* [Задания к упражнению]:
**1)** Ответьте по тексту о литературе о Донбассе:
(а) Чего вначале хотели Донецк и Луганск?
(б) Как автор книги «Киев капут» называет записи в своём дневнике?
(в) Какой датой помечена первая запись этого дневника?
**2)** Продолжите текст о литературе о Донбассе, начав сразу после его последнего предложения.

Как писатели в России пишут об этой войне

Само слово «Донбасс» сегодня не просто топоним. Донбасс — символ, знамя, кровоточащая рана… Некоторые на Украине даже уверяют, что слово это придумал Кремль, и призывают отказаться от него. Главное, о чем надо помнить: донбасские столицы, Донецк и Луганск, не принявшие февральского госпереворота 2014 года, тем не менее вначале хотели не независимости, а только расширения прав областей. Однако майданный Киев не нашел ничего лучше как начать Антитеррористическую операцию (АТО). Название нагло лгало — Донецк и Луганск не устраивали никакого террора, ни на кого не нападали. Нападали на них, они же только оборонялись, защищали свою землю. Чтобы удостовериться в этом, достаточно посмотреть на карту боевых действий — там видно, кто и куда стрелял. И продолжает стрелять. Такая вот подкладка у современной литературы о Донбассе.

О том, как всё начиналось, рассказывает «Киев капут. Яростная книга» (2015) Эдуарда Лимонова. Это дневник, исполненный в духе рубрики «Как надо понимать. Промывка мозгов» в «Лимонке». Сам автор называет записи в дневнике проповедями. Но ярости особой в книге нет, наоборот, здесь представлен трезвый, разумный анализ событий, начиная с Евромайдана и заканчивая выборами в Донецкой и Луганской республиках. Первая запись от 11 ноября 2013 года — стихи: «Всё холоднее и холодней,/ А на родной Украине/ По сёлам режут сейчас свиней/ Да на колодцах иней…». Последняя — от 5 ноября 2014 года, «проповедь о нашей боли, о Донбассе и клинче, который там образовался стараниями всех сторон»: «Всё было по-фронтовому красиво: казаки, Библия, всё как надо. Избрали действующих глав республик, Захарченко в ДНР, Плотницкого в ЛНР… Появились аналитики, которые предсказывают войну ещё на 3–4 год. Я скажу, что всё зависит от Москвы. Москва может организовать победу в ближайшем будущем. Если захочет…» Москва не захотела.

* [Сохранённые данные]:
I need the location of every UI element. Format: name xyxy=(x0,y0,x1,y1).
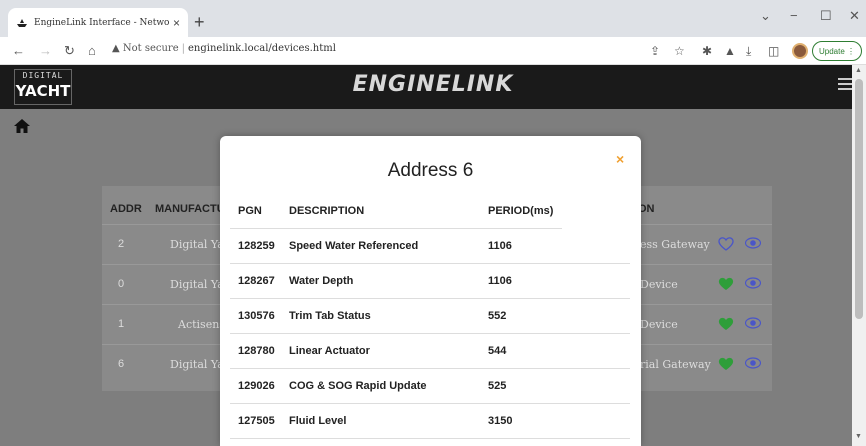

* [Ответы по заданиям]:
**1)**
(а) Не независимости, а только расширения прав областей.
(б) Проповедями.
(в) 11 ноября 2013 года.

**2)**
Вся наша неутешаемая боль о Донбассе – в сборнике стихов «Я – израненная земля. Русская поэзия о весне крымской и войне донбасской» (2017), составленном Захаром Прилепиным. Стихи, наверное, лучше всего – правдивее, точнее – передают то, что произошло с Донбассом. Как вот эти, Анны Долгарёвой:

…У нас было мало лет, мозгов еще меньше.
Мы ели каштаны на площади и Рождество встречали.
Мы были влюбленные дети,
а не мужчина и женщина,
мы уже предвкушали, но еще не знали печали.
Позже,
когда в этот город ворвутся танки,
они намотают на гусеницы наши тени,
до сих пор бродящие по этому городу,
так и
не узнавшие потерь и сомнений.
Их расстреляют из «Градов» и огнеметов,
они превратятся в дым, вобьются в брусчатку,
от нашей юности,
пахнущей светом и медом,
не останется последнего отпечатка.
Только огонь на закате, дымное зарево,
пепел, оставшийся от старинных строений.
Так и будут ходить по миру и сочинять его заново
люди, лишенные юности, памяти, тени.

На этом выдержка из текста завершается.